● **Challenge**: Below are some records. Pull every line that contains the word "dzatnya".
— Start of Input data —
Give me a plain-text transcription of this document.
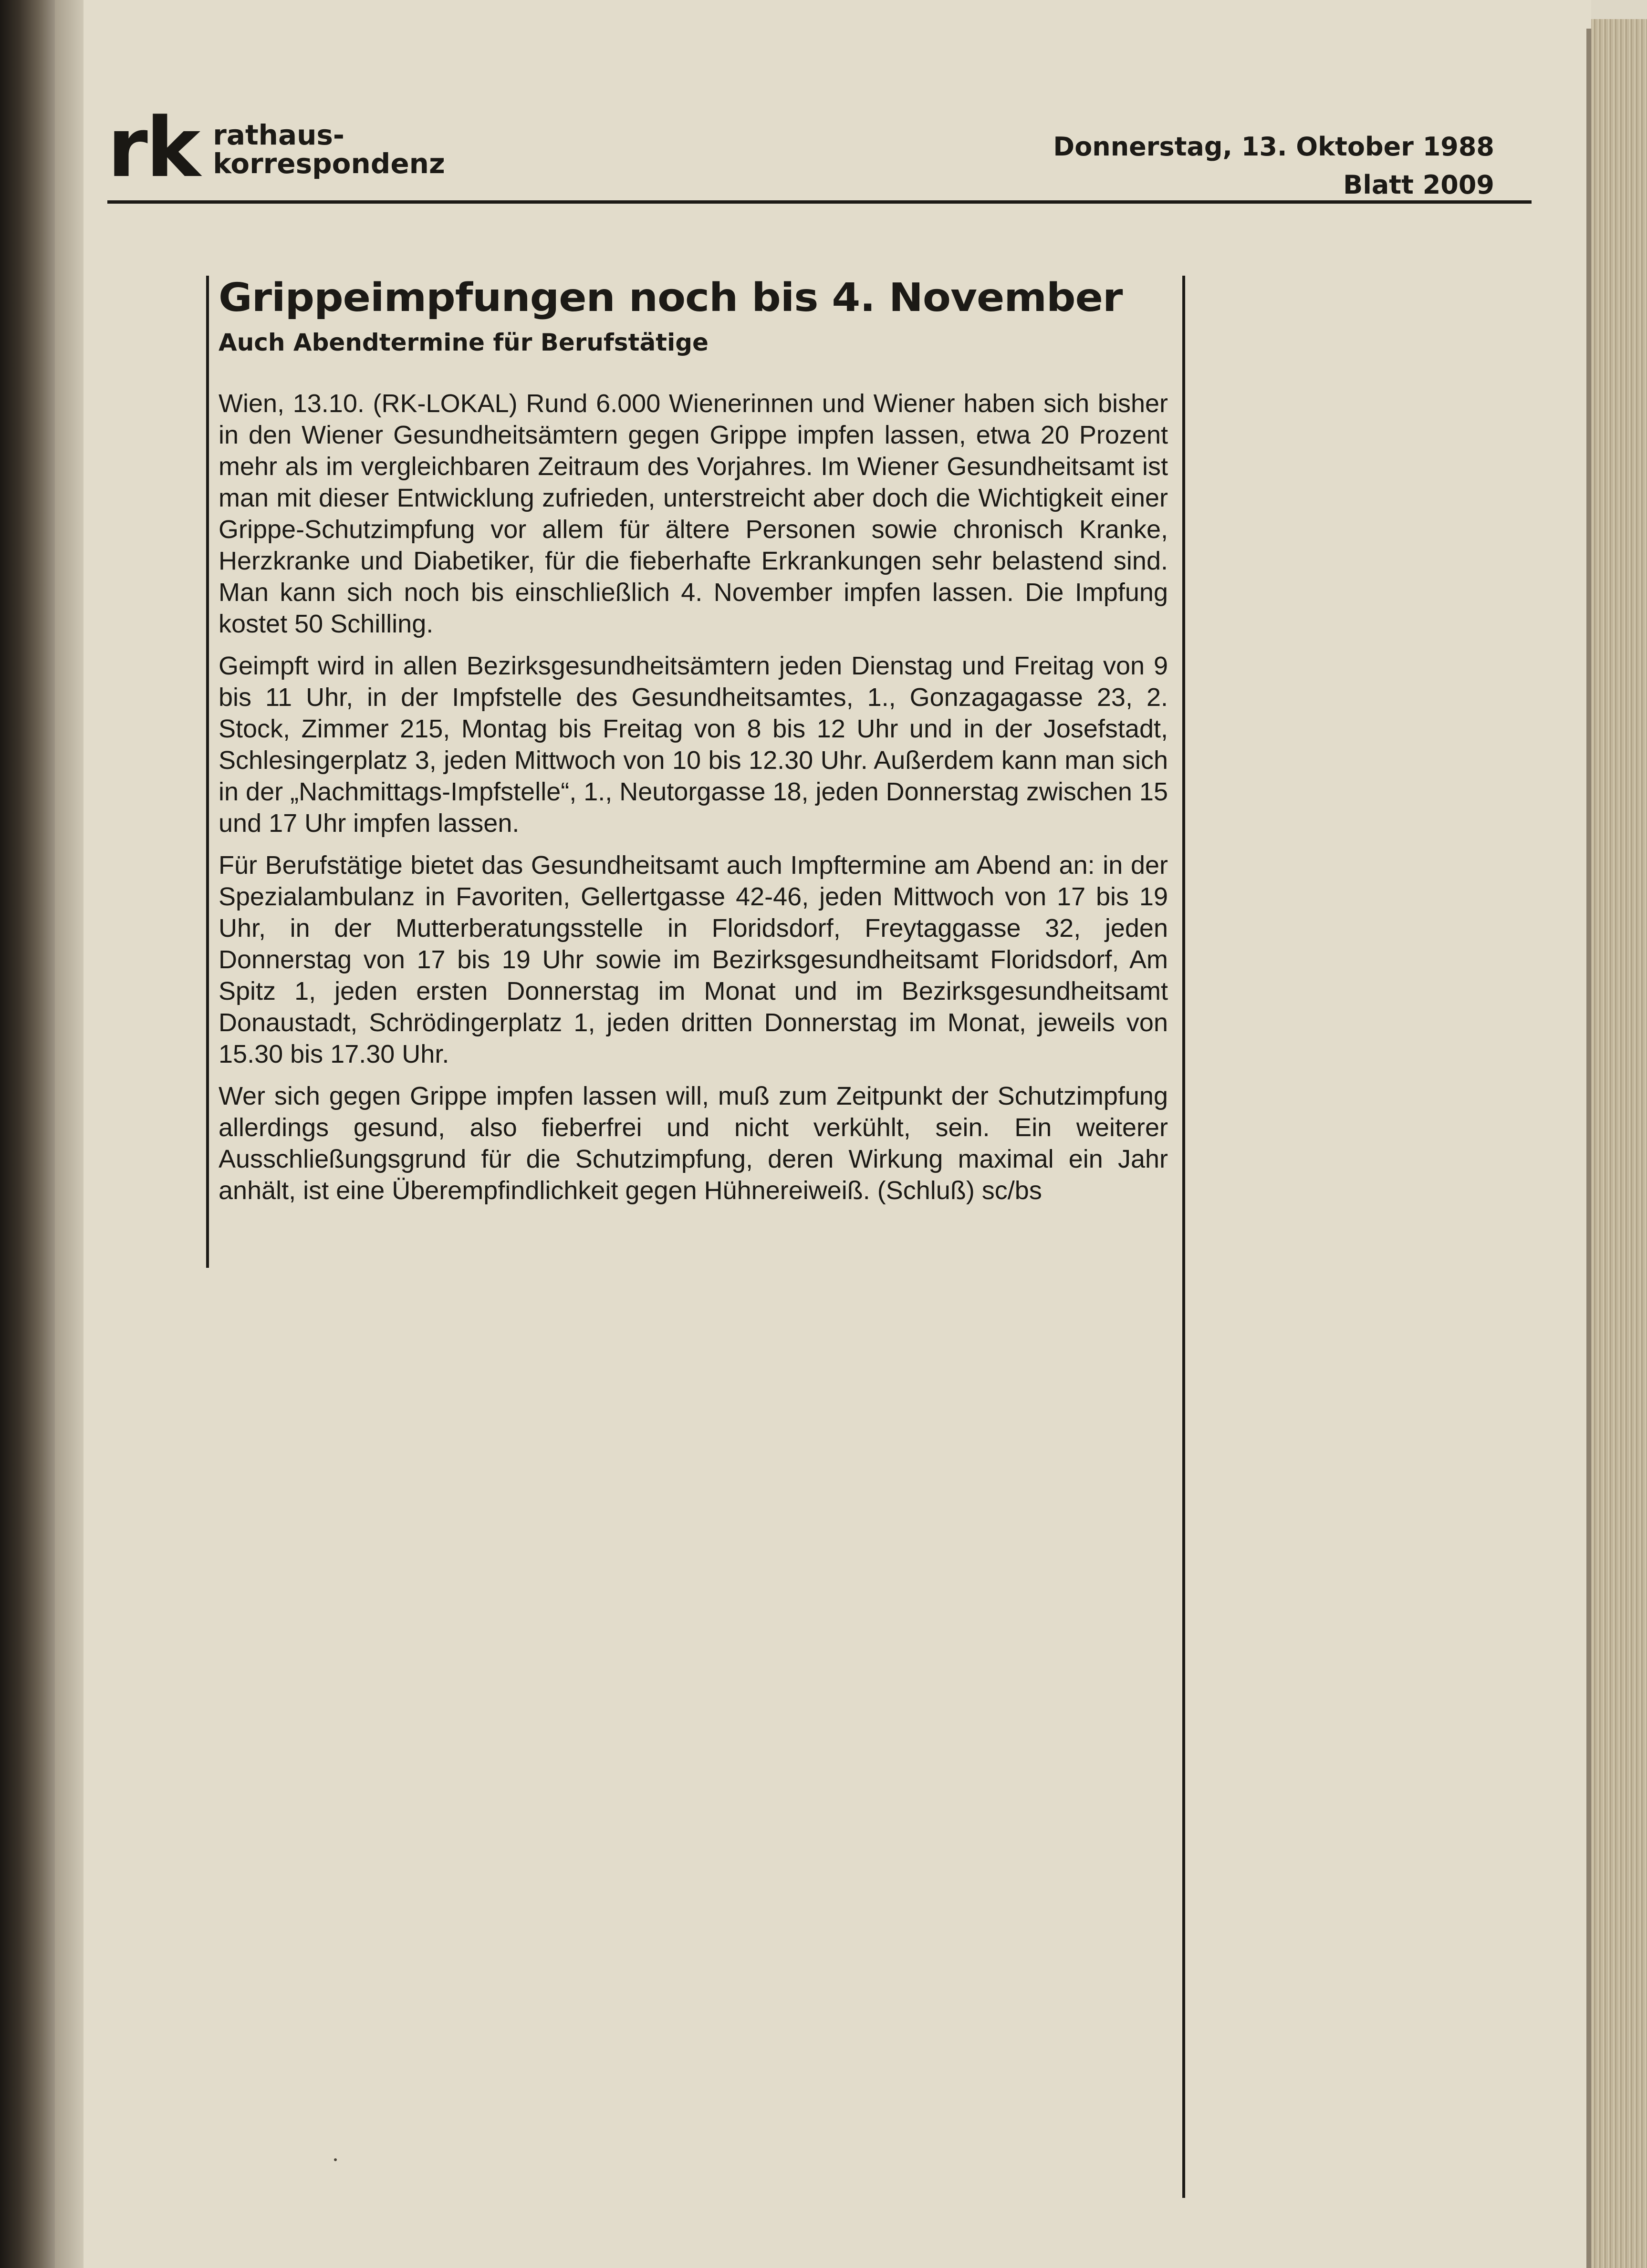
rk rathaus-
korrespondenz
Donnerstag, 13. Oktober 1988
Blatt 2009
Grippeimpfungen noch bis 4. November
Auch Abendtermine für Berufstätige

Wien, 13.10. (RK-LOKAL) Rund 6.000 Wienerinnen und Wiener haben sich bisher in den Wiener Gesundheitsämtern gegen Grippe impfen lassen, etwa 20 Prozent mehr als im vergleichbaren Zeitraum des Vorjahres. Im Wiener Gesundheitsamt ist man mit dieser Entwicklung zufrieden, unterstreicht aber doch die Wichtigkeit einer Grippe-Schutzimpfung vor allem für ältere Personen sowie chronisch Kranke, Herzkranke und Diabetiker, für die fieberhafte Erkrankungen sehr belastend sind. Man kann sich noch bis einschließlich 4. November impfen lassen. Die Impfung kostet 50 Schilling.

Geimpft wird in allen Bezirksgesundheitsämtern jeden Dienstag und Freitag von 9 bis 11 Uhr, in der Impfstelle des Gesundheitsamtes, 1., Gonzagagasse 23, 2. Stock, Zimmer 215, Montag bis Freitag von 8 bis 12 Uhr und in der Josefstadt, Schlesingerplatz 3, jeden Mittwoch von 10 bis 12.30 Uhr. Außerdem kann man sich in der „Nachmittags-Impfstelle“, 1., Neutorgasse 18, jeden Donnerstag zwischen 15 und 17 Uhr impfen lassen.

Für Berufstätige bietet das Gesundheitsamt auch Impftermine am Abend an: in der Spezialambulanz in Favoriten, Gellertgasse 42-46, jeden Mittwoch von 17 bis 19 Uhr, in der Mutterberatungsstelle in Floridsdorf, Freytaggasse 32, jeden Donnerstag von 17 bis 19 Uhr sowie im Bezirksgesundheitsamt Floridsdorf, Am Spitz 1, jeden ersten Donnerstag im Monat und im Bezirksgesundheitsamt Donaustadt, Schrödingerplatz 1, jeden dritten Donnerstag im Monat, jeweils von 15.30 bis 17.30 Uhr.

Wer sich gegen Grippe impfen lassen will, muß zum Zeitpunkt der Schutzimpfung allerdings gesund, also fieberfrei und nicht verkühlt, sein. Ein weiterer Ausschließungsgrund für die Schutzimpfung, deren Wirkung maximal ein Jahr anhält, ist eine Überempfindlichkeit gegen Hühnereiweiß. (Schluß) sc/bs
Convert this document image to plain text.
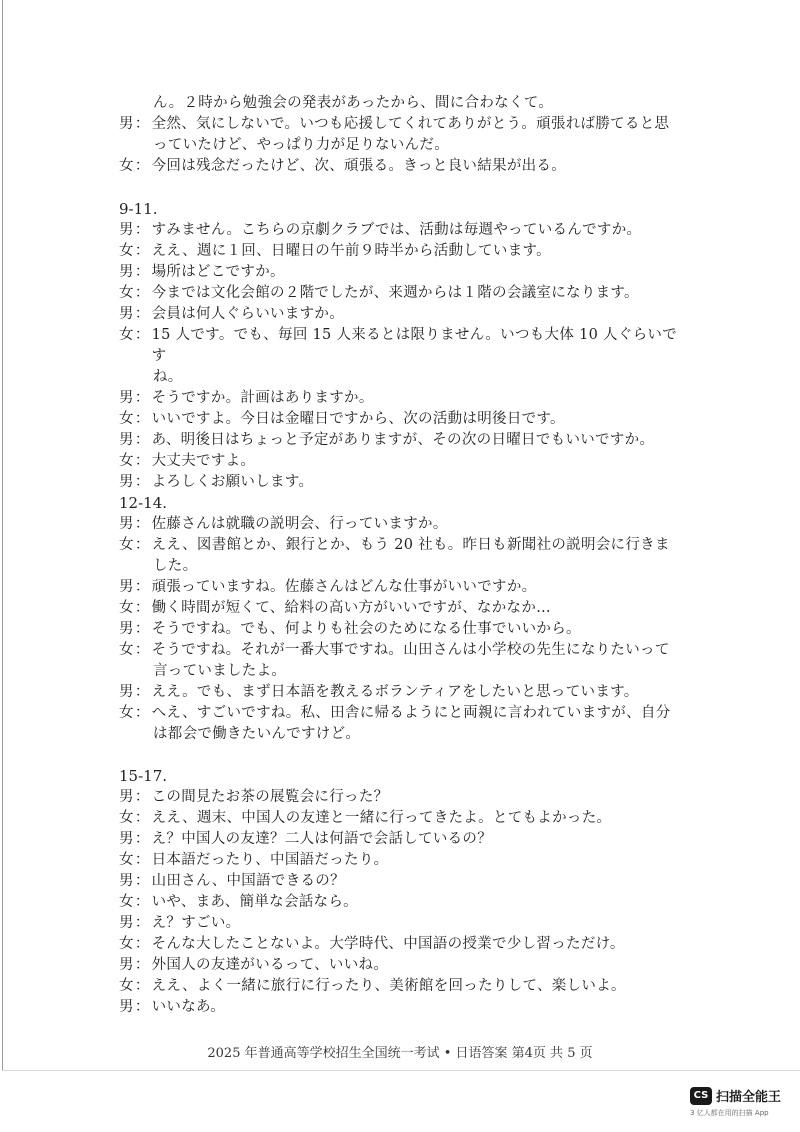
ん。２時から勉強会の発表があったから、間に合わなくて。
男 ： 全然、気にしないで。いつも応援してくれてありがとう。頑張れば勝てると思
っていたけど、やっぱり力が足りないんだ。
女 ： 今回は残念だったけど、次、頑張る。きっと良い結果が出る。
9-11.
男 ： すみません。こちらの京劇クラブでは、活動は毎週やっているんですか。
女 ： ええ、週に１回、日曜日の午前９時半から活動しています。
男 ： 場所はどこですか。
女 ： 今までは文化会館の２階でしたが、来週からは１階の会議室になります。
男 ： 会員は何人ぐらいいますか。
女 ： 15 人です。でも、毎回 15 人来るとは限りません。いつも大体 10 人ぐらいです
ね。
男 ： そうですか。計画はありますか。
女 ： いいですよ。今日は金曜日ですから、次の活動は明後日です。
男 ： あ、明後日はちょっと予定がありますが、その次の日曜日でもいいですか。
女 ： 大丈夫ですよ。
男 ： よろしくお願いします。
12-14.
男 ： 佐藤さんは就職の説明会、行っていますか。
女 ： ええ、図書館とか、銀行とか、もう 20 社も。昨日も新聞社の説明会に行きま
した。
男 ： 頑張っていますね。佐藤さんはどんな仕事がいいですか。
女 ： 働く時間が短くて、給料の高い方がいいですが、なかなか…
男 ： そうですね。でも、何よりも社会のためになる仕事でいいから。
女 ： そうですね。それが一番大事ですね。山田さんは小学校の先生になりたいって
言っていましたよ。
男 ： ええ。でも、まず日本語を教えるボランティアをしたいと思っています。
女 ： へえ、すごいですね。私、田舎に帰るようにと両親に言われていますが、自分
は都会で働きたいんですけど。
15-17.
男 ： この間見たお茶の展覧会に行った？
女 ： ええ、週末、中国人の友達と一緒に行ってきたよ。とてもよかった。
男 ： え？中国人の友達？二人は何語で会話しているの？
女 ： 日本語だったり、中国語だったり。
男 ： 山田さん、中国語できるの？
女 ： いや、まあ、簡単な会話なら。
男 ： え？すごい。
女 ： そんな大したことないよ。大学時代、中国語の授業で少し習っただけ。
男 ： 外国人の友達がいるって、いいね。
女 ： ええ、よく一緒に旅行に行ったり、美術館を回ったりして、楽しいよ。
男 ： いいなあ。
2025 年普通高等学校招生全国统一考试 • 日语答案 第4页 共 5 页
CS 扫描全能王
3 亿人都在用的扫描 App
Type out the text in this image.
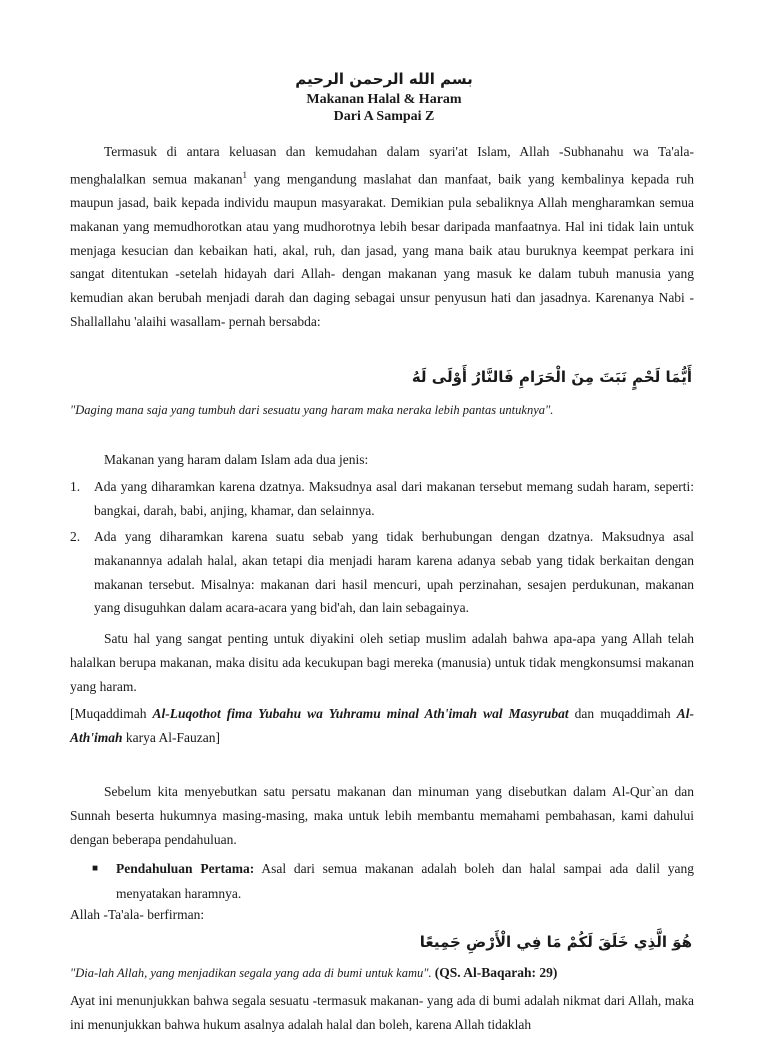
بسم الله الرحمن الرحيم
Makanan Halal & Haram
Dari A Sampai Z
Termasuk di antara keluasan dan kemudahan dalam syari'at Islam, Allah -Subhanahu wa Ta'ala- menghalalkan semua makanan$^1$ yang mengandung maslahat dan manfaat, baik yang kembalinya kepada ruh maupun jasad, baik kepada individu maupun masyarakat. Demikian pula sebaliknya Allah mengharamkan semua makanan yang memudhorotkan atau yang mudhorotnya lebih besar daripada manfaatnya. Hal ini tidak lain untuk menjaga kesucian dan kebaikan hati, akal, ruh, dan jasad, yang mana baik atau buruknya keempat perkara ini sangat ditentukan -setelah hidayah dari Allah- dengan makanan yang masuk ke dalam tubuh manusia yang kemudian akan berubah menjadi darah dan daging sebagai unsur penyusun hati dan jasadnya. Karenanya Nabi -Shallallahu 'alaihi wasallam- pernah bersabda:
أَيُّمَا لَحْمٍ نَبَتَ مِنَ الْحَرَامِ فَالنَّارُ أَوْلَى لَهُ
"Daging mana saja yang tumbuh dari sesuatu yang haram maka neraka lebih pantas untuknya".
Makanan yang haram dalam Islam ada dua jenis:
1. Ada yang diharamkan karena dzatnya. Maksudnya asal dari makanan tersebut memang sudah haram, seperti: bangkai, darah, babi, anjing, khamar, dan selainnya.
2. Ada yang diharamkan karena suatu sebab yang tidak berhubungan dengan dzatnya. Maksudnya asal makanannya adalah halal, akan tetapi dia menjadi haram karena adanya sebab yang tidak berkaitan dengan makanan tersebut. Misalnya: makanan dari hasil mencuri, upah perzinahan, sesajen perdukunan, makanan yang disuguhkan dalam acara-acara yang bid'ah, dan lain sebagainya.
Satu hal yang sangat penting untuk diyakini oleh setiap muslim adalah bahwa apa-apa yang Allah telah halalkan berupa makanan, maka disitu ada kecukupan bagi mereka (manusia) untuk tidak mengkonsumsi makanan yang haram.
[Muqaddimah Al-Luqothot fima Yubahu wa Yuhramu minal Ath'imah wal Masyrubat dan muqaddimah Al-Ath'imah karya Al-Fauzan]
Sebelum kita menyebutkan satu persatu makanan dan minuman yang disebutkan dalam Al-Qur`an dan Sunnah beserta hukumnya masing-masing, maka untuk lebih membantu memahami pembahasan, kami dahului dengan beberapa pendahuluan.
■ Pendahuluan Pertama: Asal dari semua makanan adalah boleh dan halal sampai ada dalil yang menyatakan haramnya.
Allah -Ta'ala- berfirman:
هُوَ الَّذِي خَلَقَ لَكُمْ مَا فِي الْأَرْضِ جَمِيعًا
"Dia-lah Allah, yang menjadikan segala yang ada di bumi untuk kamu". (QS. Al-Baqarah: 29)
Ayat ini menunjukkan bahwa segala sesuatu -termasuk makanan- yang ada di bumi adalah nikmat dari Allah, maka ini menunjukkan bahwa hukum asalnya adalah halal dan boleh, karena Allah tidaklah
— End of Input data —
● **Solution**:
1. Ada yang diharamkan karena dzatnya. Maksudnya asal dari makanan tersebut memang sudah haram, seperti: bangkai, darah, babi, anjing, khamar, dan selainnya.
2. Ada yang diharamkan karena suatu sebab yang tidak berhubungan dengan dzatnya. Maksudnya asal makanannya adalah halal, akan tetapi dia menjadi haram karena adanya sebab yang tidak berkaitan dengan makanan tersebut. Misalnya: makanan dari hasil mencuri, upah perzinahan, sesajen perdukunan, makanan yang disuguhkan dalam acara-acara yang bid'ah, dan lain sebagainya.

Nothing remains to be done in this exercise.